begin INPUT FOR THIS TASK

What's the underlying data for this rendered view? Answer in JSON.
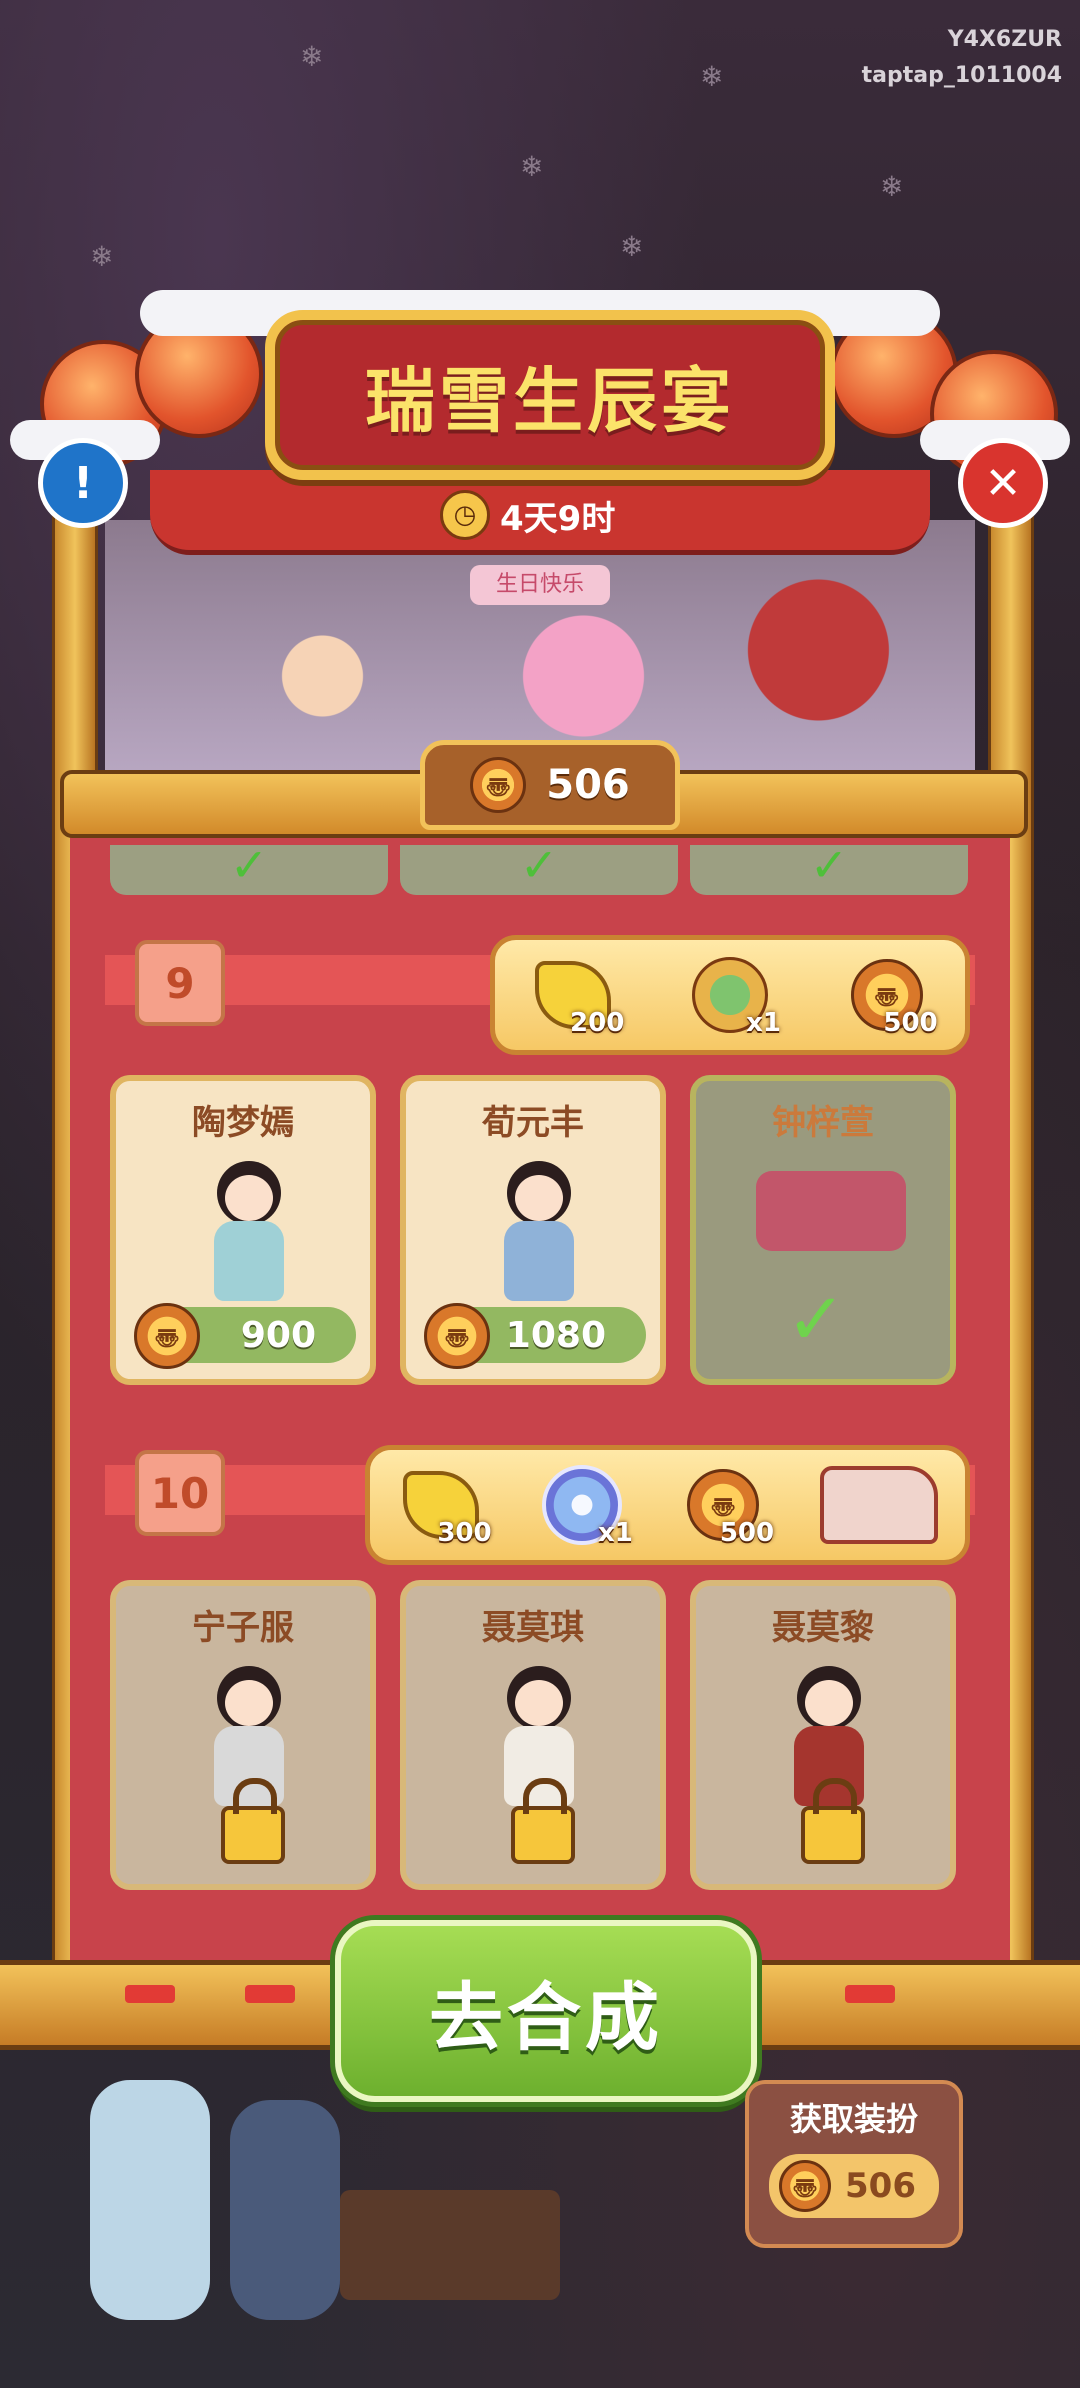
{
  "watermark": {
    "line1": "Y4X6ZUR",
    "line2": "taptap_1011004"
  },
  "event": {
    "title": "瑞雪生辰宴",
    "timer": "4天9时",
    "scene_tag": "生日快乐"
  },
  "currency": {
    "icon": "coin-token-icon",
    "value": "506"
  },
  "buttons": {
    "info": "!",
    "close": "✕",
    "go_label": "去合成"
  },
  "tiers": [
    {
      "level": "9",
      "rewards": [
        {
          "icon": "cloth-icon",
          "count": "200"
        },
        {
          "icon": "gift-bundle-icon",
          "count": "x1"
        },
        {
          "icon": "coin-token-icon",
          "count": "500"
        }
      ],
      "cards": [
        {
          "name": "陶梦嫣",
          "state": "purchasable",
          "price": "900"
        },
        {
          "name": "荀元丰",
          "state": "purchasable",
          "price": "1080"
        },
        {
          "name": "钟梓萱",
          "state": "owned",
          "price": ""
        }
      ]
    },
    {
      "level": "10",
      "rewards": [
        {
          "icon": "cloth-icon",
          "count": "300"
        },
        {
          "icon": "swirl-orb-icon",
          "count": "x1"
        },
        {
          "icon": "coin-token-icon",
          "count": "500"
        },
        {
          "icon": "food-truck-icon",
          "count": ""
        }
      ],
      "cards": [
        {
          "name": "宁子服",
          "state": "locked"
        },
        {
          "name": "聂莫琪",
          "state": "locked"
        },
        {
          "name": "聂莫黎",
          "state": "locked"
        }
      ]
    }
  ],
  "outfit_panel": {
    "label": "获取装扮",
    "value": "506"
  },
  "colors": {
    "frame_gold": "#f2c25a",
    "panel_red": "#c8434b",
    "title_red": "#b32a2e",
    "go_green": "#6db02e",
    "owned_check": "#6fd34d"
  }
}
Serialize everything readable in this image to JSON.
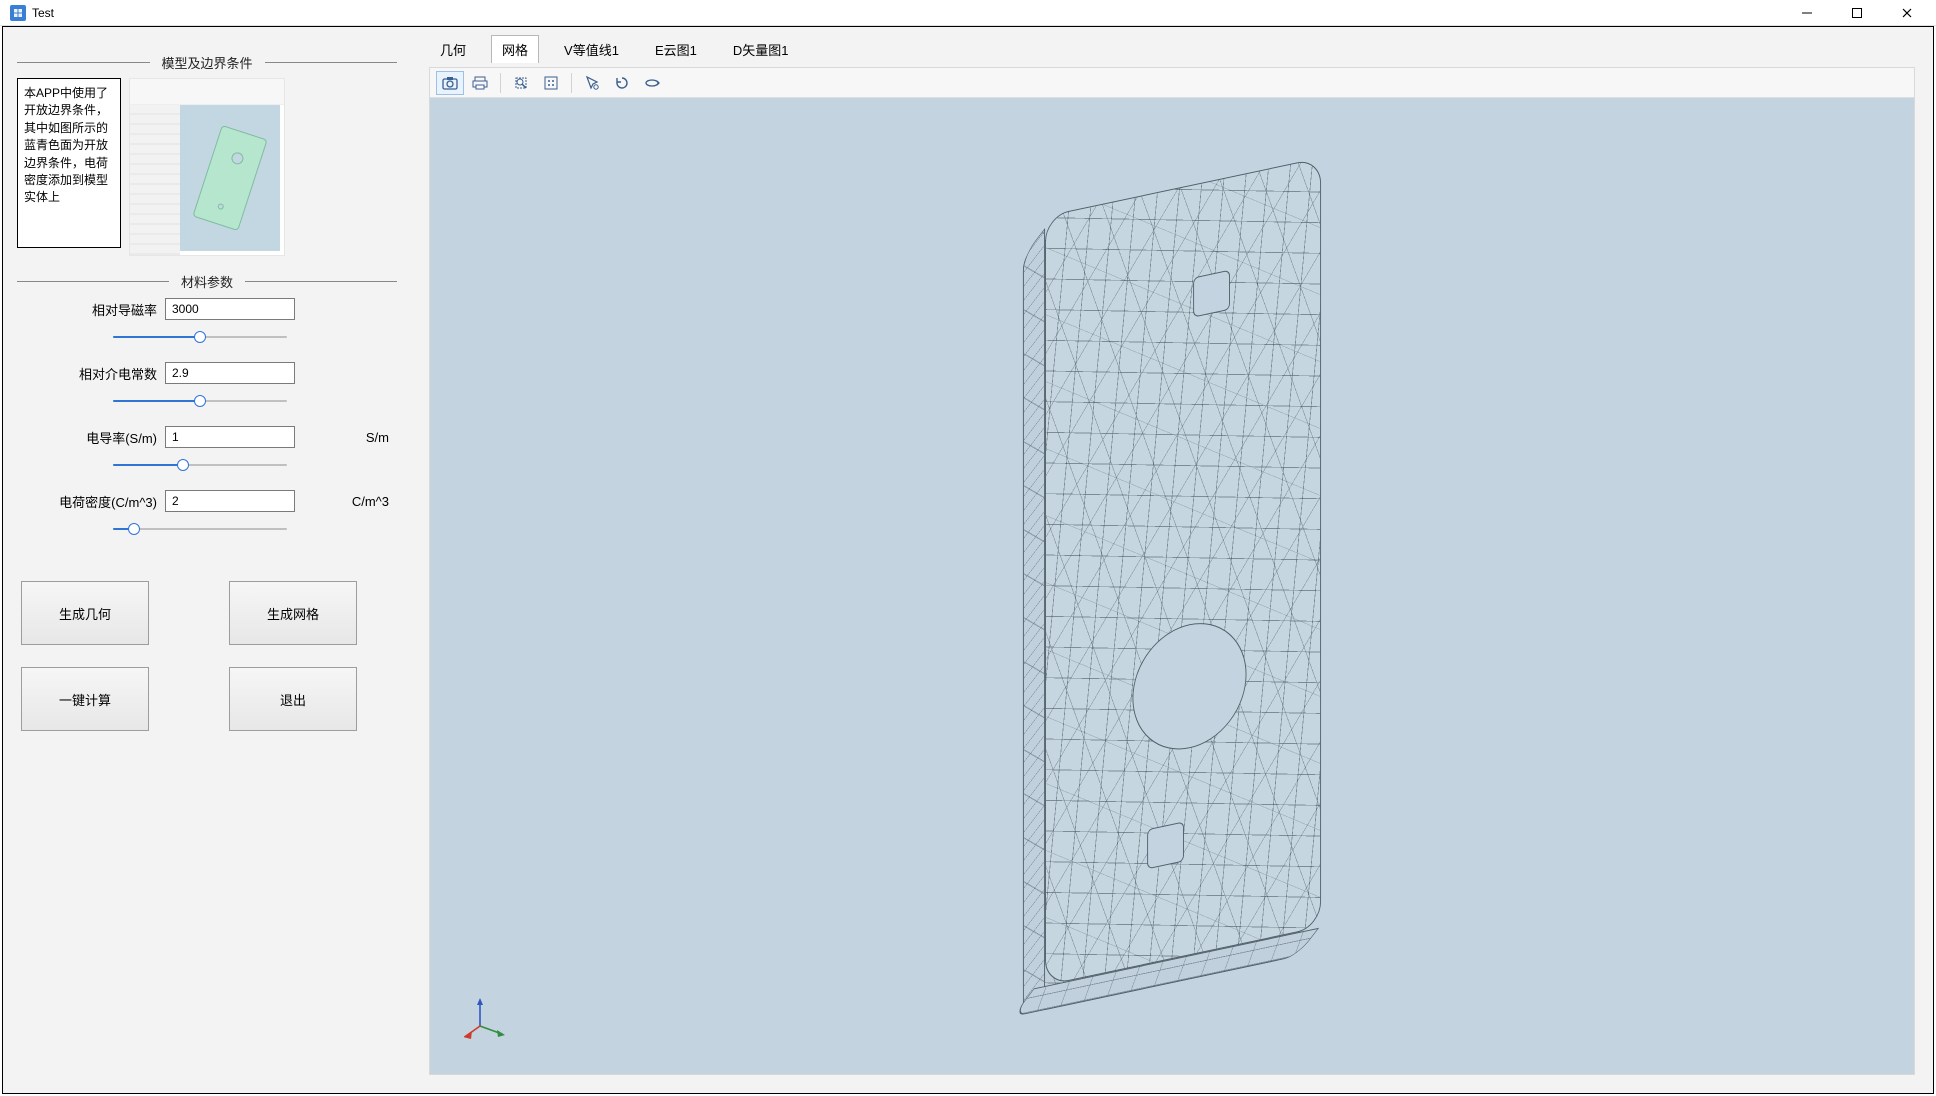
{
  "window": {
    "title": "Test"
  },
  "sidebar": {
    "group_model_title": "模型及边界条件",
    "description": "本APP中使用了开放边界条件，其中如图所示的蓝青色面为开放边界条件，电荷密度添加到模型实体上",
    "group_material_title": "材料参数",
    "params": {
      "rel_perm_label": "相对导磁率",
      "rel_perm_value": "3000",
      "rel_perm_slider_pct": 50,
      "rel_eps_label": "相对介电常数",
      "rel_eps_value": "2.9",
      "rel_eps_slider_pct": 50,
      "conductivity_label": "电导率(S/m)",
      "conductivity_value": "1",
      "conductivity_unit": "S/m",
      "conductivity_slider_pct": 40,
      "charge_label": "电荷密度(C/m^3)",
      "charge_value": "2",
      "charge_unit": "C/m^3",
      "charge_slider_pct": 12
    },
    "buttons": {
      "gen_geom": "生成几何",
      "gen_mesh": "生成网格",
      "compute": "一键计算",
      "exit": "退出"
    }
  },
  "tabs": {
    "items": [
      {
        "id": "geom",
        "label": "几何"
      },
      {
        "id": "mesh",
        "label": "网格"
      },
      {
        "id": "viso",
        "label": "V等值线1"
      },
      {
        "id": "ecloud",
        "label": "E云图1"
      },
      {
        "id": "dvector",
        "label": "D矢量图1"
      }
    ],
    "active": "mesh"
  },
  "toolbar": {
    "items": [
      {
        "id": "screenshot",
        "name": "screenshot-icon",
        "active": true
      },
      {
        "id": "print",
        "name": "print-icon",
        "active": false
      },
      {
        "sep": true
      },
      {
        "id": "zoom-extents",
        "name": "zoom-extents-icon",
        "active": false
      },
      {
        "id": "zoom-box",
        "name": "zoom-box-icon",
        "active": false
      },
      {
        "sep": true
      },
      {
        "id": "select",
        "name": "select-arrow-icon",
        "active": false
      },
      {
        "id": "reset-view",
        "name": "reset-view-icon",
        "active": false
      },
      {
        "id": "rotate",
        "name": "rotate-icon",
        "active": false
      }
    ]
  },
  "axis": {
    "x_color": "#d03a2b",
    "y_color": "#2f8f3c",
    "z_color": "#3156c1"
  }
}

end INPUT FOR THIS TASK

» EXERCISE GOAL: Repeat the material above in full and unchanged, minus its images.

» TASK SOLUTION:
What's the underlying data for this rendered view? Answer in JSON.
{
  "watermark": {
    "line1": "Y4X6ZUR",
    "line2": "taptap_1011004"
  },
  "event": {
    "title": "瑞雪生辰宴",
    "timer": "4天9时",
    "scene_tag": "生日快乐"
  },
  "currency": {
    "icon": "coin-token-icon",
    "value": "506"
  },
  "buttons": {
    "info": "!",
    "close": "✕",
    "go_label": "去合成"
  },
  "tiers": [
    {
      "level": "9",
      "rewards": [
        {
          "icon": "cloth-icon",
          "count": "200"
        },
        {
          "icon": "gift-bundle-icon",
          "count": "x1"
        },
        {
          "icon": "coin-token-icon",
          "count": "500"
        }
      ],
      "cards": [
        {
          "name": "陶梦嫣",
          "state": "purchasable",
          "price": "900"
        },
        {
          "name": "荀元丰",
          "state": "purchasable",
          "price": "1080"
        },
        {
          "name": "钟梓萱",
          "state": "owned",
          "price": ""
        }
      ]
    },
    {
      "level": "10",
      "rewards": [
        {
          "icon": "cloth-icon",
          "count": "300"
        },
        {
          "icon": "swirl-orb-icon",
          "count": "x1"
        },
        {
          "icon": "coin-token-icon",
          "count": "500"
        },
        {
          "icon": "food-truck-icon",
          "count": ""
        }
      ],
      "cards": [
        {
          "name": "宁子服",
          "state": "locked"
        },
        {
          "name": "聂莫琪",
          "state": "locked"
        },
        {
          "name": "聂莫黎",
          "state": "locked"
        }
      ]
    }
  ],
  "outfit_panel": {
    "label": "获取装扮",
    "value": "506"
  },
  "colors": {
    "frame_gold": "#f2c25a",
    "panel_red": "#c8434b",
    "title_red": "#b32a2e",
    "go_green": "#6db02e",
    "owned_check": "#6fd34d"
  }
}
Serialize everything readable in this image to JSON.
{
  "window": {
    "title": "Test"
  },
  "sidebar": {
    "group_model_title": "模型及边界条件",
    "description": "本APP中使用了开放边界条件，其中如图所示的蓝青色面为开放边界条件，电荷密度添加到模型实体上",
    "group_material_title": "材料参数",
    "params": {
      "rel_perm_label": "相对导磁率",
      "rel_perm_value": "3000",
      "rel_perm_slider_pct": 50,
      "rel_eps_label": "相对介电常数",
      "rel_eps_value": "2.9",
      "rel_eps_slider_pct": 50,
      "conductivity_label": "电导率(S/m)",
      "conductivity_value": "1",
      "conductivity_unit": "S/m",
      "conductivity_slider_pct": 40,
      "charge_label": "电荷密度(C/m^3)",
      "charge_value": "2",
      "charge_unit": "C/m^3",
      "charge_slider_pct": 12
    },
    "buttons": {
      "gen_geom": "生成几何",
      "gen_mesh": "生成网格",
      "compute": "一键计算",
      "exit": "退出"
    }
  },
  "tabs": {
    "items": [
      {
        "id": "geom",
        "label": "几何"
      },
      {
        "id": "mesh",
        "label": "网格"
      },
      {
        "id": "viso",
        "label": "V等值线1"
      },
      {
        "id": "ecloud",
        "label": "E云图1"
      },
      {
        "id": "dvector",
        "label": "D矢量图1"
      }
    ],
    "active": "mesh"
  },
  "toolbar": {
    "items": [
      {
        "id": "screenshot",
        "name": "screenshot-icon",
        "active": true
      },
      {
        "id": "print",
        "name": "print-icon",
        "active": false
      },
      {
        "sep": true
      },
      {
        "id": "zoom-extents",
        "name": "zoom-extents-icon",
        "active": false
      },
      {
        "id": "zoom-box",
        "name": "zoom-box-icon",
        "active": false
      },
      {
        "sep": true
      },
      {
        "id": "select",
        "name": "select-arrow-icon",
        "active": false
      },
      {
        "id": "reset-view",
        "name": "reset-view-icon",
        "active": false
      },
      {
        "id": "rotate",
        "name": "rotate-icon",
        "active": false
      }
    ]
  },
  "axis": {
    "x_color": "#d03a2b",
    "y_color": "#2f8f3c",
    "z_color": "#3156c1"
  }
}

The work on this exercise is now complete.